_To be done_.
From the entries below, copy every line where the string "symbol" appears.

_Material_.
────

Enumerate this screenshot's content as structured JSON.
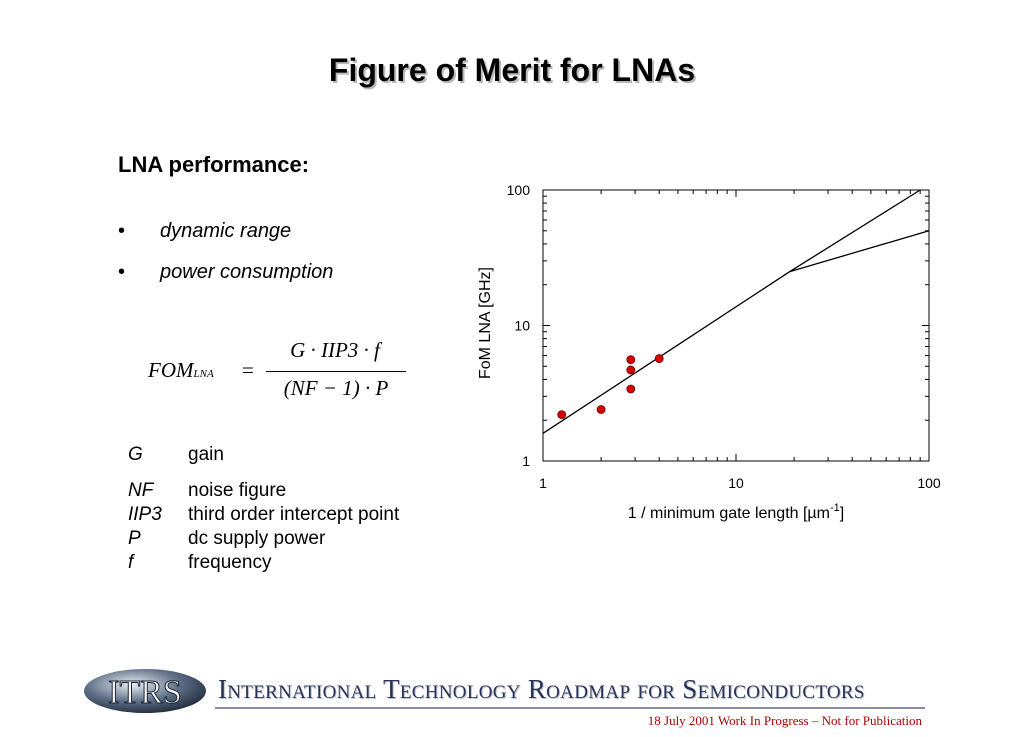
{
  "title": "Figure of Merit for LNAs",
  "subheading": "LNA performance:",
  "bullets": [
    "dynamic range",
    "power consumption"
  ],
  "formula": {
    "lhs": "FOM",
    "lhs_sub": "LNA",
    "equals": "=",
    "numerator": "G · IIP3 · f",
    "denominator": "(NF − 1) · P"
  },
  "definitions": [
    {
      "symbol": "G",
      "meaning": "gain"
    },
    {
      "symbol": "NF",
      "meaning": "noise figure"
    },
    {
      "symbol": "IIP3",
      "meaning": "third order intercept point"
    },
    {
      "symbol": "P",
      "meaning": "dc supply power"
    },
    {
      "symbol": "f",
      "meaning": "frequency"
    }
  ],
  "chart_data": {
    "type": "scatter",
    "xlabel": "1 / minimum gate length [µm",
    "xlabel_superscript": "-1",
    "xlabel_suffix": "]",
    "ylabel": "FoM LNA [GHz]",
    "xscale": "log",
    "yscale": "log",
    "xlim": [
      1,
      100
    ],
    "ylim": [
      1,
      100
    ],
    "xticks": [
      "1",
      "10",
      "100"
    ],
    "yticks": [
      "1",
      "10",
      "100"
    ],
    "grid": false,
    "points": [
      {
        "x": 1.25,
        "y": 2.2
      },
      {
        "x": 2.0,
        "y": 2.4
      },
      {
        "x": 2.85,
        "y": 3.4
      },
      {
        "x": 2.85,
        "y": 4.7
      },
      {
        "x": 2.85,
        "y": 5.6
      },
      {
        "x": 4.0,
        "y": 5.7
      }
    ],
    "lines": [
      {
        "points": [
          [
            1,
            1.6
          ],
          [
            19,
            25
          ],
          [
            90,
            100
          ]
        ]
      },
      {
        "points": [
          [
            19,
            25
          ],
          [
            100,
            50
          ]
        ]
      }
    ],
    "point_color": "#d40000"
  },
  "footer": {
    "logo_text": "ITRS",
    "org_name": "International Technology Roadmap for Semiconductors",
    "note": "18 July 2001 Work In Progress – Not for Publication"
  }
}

────

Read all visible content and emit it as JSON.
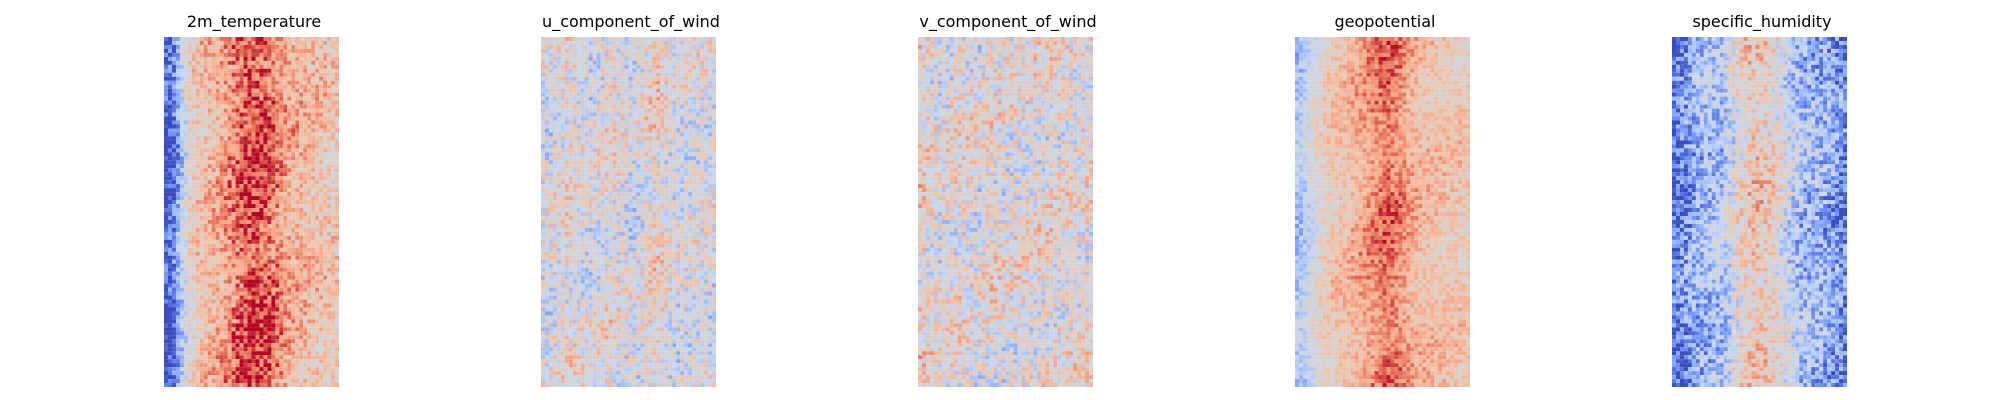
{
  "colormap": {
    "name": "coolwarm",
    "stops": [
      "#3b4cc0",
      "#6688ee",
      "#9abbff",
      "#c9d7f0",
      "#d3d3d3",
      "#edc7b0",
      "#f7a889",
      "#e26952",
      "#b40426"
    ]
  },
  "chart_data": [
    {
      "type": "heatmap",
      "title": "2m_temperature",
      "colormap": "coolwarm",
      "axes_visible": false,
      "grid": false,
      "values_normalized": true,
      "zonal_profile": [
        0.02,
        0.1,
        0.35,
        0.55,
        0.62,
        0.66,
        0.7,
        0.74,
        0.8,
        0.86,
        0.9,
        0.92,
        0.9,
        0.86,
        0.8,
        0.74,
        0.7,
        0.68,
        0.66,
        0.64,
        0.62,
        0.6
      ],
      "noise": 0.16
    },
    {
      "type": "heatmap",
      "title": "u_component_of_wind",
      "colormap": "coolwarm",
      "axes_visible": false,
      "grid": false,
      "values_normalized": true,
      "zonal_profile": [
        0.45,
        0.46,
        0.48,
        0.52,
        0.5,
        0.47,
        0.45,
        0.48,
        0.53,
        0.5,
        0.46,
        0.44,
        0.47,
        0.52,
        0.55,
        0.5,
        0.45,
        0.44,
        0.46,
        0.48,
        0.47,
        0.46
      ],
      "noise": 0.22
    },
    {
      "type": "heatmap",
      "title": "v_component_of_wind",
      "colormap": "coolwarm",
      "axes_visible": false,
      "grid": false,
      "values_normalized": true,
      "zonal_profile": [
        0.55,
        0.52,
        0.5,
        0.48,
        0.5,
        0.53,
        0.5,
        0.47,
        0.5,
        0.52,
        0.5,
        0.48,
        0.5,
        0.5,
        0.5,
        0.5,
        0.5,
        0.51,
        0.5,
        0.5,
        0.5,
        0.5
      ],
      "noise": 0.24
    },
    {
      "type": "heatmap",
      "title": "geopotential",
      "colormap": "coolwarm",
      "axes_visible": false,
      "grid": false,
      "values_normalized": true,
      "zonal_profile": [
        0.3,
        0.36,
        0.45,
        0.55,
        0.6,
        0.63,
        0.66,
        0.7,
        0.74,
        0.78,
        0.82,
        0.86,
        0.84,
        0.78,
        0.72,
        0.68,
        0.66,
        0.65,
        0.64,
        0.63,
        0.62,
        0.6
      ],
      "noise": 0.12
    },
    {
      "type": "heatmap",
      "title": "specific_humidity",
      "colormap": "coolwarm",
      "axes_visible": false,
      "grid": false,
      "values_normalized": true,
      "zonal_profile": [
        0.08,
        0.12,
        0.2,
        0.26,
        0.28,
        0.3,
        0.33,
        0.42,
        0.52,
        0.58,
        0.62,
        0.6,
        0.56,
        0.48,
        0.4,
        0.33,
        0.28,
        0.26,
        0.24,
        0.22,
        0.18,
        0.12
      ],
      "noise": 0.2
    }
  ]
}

────

_Correct response_.
      "symbol": "G",
      "symbol": "NF",
      "symbol": "IIP3",
      "symbol": "P",
      "symbol": "f",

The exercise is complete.